═══ SELECTED EXTRACT ═══

Mexican Brown Rice Ingredients

Overhead shot of all ingredients needed for Mexican brown rice.
  • Olive Oil: I use extra-virgin olive oil because I always have it on hand.
  • Butter: Use salted or unsalted – if using unsalted, you may need to adjust the salt in the recipe.
  • Long Grain Brown Rice: Regular brown rice is key here – not instant or quick-cooking varieties. (Try this Cilantro Lime Brown Rice recipe too.)
  • Onion: I prefer white onion for its clean, sharp flavor, but yellow works too.
  • Garlic: Fresh cloves with tight, papery skin and no soft spots.
  • Jalapeño: Look for smooth, firm peppers – ones with white lines tend to be spicier.
  • Chicken Broth: Homemade chicken broth or store-bought both work well in this recipe. If using low-sodium broth, you may need to add more salt.
  • Tomato Sauce: Plain tomato sauce without added herbs or seasonings.
  • Cumin: Check that your ground cumin still has a strong aroma – it loses flavor over time.
  • Chipotle Chili Powder: This is ground chipotle peppers, not regular chili powder – it adds smoky heat.
  • Salt: I use kosher salt for this recipe.
  • Cilantro: Choose bright green bunches with no wilting or yellowing.
  • Lime: I recommend serving with fresh lime wedges – the fresh juice just before serving brightens the rice and brings out all the flavors.

═══

**TASK LIST**
a – In the Mexican brown rice ingredient list, which onion is preferred and why?
b – Rewrite the records from the line with "scatter-point — [753, 152, 759, 158]" to the line with "qa-bar — [317, 564, 324, 657]", substituting "plot-dot" for "scatter-point" and keeping everything else the same.

═══ DATASET CONTENT ═══

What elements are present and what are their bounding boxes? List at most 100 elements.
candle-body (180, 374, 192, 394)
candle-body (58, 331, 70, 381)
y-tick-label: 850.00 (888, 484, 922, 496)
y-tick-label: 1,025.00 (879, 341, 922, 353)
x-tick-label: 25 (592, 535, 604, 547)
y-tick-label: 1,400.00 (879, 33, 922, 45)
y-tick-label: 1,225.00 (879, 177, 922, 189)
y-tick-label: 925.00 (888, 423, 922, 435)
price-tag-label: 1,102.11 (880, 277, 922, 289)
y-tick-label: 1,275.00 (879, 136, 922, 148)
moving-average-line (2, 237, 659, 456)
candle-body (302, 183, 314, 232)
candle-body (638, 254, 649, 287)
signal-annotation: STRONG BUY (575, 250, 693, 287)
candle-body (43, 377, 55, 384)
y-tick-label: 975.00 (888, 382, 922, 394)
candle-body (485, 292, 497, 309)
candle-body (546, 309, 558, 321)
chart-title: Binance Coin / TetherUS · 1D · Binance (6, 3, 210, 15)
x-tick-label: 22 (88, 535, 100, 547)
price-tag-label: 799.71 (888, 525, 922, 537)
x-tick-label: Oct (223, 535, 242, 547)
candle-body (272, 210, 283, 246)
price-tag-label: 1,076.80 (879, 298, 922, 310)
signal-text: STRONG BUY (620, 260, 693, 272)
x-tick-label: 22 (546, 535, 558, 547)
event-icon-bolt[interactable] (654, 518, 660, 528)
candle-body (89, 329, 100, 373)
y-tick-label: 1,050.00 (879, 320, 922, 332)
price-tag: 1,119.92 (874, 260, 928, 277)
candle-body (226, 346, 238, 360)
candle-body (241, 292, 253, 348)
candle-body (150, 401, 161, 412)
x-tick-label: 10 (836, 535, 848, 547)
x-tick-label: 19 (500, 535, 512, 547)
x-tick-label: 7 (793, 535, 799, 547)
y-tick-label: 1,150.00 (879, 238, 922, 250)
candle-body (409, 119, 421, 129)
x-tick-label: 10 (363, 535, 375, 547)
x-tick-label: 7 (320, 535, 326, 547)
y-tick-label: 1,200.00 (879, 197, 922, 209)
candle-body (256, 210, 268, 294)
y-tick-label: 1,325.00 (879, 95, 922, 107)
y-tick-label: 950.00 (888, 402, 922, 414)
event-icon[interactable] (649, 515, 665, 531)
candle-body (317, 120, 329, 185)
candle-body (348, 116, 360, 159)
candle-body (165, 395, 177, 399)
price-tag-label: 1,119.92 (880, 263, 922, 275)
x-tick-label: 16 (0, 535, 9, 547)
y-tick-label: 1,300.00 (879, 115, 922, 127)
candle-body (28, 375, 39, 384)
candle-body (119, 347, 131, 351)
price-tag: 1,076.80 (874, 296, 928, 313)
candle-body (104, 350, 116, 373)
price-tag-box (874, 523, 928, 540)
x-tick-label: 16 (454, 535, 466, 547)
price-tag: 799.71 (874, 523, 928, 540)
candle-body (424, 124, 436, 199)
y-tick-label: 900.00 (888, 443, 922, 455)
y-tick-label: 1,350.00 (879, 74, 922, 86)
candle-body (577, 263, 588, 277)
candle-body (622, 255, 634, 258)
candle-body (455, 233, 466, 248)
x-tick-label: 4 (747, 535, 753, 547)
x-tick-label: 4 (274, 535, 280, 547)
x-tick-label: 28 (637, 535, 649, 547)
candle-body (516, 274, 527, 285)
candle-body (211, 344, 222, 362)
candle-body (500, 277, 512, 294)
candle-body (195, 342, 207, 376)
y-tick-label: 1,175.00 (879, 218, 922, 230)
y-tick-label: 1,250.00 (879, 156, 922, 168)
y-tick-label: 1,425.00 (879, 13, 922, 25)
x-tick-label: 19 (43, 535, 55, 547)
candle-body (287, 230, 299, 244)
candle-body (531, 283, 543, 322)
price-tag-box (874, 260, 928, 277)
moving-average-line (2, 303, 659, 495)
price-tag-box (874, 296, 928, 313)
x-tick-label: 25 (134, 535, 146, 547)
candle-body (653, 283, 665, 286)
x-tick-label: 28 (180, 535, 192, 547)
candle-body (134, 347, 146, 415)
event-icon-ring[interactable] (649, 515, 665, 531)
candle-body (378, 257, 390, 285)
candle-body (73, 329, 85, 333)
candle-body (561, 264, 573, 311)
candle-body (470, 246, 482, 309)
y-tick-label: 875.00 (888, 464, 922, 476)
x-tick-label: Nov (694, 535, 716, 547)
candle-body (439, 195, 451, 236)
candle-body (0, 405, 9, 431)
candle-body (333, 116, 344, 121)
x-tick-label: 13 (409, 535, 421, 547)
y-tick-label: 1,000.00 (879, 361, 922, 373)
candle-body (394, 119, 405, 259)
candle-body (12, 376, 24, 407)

═══
═══ DATASET CONTENT ═══

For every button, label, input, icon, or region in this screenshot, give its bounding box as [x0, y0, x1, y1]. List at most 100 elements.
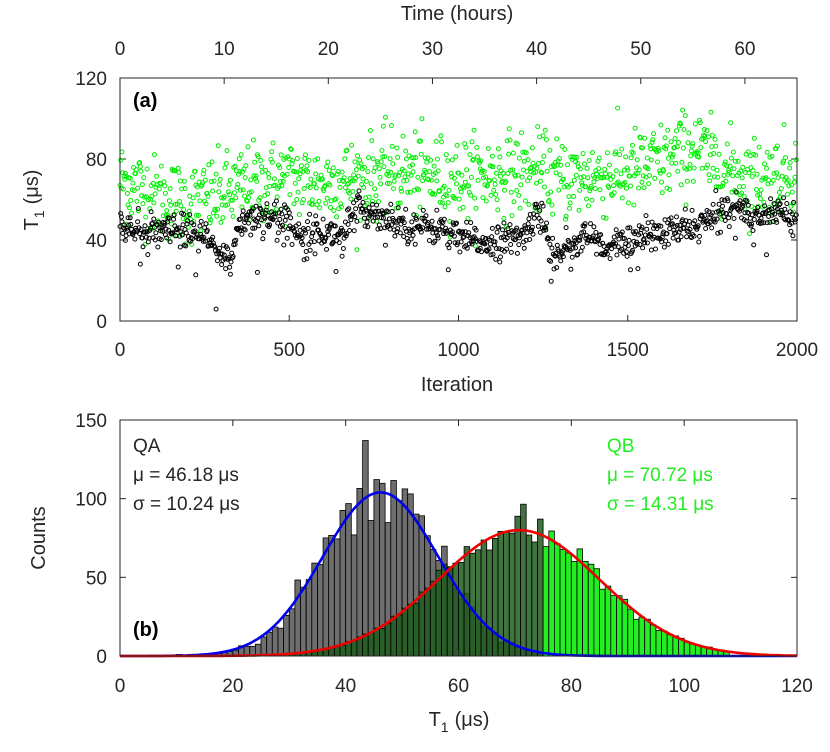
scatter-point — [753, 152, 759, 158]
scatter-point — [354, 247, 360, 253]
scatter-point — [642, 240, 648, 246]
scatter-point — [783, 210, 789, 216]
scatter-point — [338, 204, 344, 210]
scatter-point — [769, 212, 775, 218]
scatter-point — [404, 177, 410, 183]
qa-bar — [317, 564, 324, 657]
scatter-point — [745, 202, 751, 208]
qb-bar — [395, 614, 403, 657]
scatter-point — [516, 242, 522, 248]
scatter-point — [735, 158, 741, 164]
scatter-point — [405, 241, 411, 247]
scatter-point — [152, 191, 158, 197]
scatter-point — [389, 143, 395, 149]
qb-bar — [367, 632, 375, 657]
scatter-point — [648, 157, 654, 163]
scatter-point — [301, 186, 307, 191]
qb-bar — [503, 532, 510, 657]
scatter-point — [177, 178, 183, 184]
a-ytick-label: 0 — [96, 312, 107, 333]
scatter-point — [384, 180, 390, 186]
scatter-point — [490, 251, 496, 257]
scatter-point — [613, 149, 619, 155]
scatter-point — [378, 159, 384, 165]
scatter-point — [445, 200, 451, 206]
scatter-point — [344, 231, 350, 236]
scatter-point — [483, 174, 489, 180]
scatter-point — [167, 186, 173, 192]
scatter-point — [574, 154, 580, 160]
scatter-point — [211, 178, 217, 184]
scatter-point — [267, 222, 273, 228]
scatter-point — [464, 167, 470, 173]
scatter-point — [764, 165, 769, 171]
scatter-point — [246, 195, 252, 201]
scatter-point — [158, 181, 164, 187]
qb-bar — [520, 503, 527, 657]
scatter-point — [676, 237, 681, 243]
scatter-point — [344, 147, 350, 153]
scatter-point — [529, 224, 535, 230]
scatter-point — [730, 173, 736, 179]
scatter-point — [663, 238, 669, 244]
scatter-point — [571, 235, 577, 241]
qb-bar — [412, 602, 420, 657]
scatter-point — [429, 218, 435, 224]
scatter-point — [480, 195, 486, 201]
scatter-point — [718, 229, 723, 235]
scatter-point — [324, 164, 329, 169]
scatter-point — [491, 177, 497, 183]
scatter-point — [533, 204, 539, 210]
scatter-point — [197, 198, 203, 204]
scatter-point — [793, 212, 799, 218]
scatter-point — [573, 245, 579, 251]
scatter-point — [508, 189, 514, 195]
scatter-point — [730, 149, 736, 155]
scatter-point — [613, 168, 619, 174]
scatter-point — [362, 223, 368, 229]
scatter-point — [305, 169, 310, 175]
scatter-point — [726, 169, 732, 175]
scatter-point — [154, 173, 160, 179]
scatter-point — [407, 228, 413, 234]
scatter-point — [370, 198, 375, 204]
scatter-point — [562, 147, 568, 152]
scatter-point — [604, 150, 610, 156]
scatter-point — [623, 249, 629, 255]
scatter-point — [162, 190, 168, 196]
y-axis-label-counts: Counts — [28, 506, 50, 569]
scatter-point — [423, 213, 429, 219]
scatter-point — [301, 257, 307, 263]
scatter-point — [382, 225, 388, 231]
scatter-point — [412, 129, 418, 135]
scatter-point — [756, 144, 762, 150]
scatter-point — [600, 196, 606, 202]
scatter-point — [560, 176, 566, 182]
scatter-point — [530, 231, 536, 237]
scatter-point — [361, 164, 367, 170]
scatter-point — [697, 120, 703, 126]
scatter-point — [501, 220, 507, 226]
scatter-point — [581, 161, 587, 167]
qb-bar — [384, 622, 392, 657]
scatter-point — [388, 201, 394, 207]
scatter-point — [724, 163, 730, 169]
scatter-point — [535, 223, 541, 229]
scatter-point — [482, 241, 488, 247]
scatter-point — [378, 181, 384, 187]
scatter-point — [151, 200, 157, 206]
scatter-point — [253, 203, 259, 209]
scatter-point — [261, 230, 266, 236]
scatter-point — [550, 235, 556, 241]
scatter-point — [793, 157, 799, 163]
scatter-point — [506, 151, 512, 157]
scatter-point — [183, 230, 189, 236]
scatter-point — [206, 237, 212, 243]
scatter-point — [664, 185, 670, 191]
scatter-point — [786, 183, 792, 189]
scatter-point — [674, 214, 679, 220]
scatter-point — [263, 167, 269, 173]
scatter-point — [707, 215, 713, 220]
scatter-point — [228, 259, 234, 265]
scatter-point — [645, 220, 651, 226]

═══

**TASK SOLUTIONS**
a – White onion, for its clean, sharp flavor.

b –
plot-dot — [753, 152, 759, 158]
plot-dot — [354, 247, 360, 253]
plot-dot — [642, 240, 648, 246]
plot-dot — [783, 210, 789, 216]
plot-dot — [338, 204, 344, 210]
plot-dot — [769, 212, 775, 218]
plot-dot — [404, 177, 410, 183]
qa-bar — [317, 564, 324, 657]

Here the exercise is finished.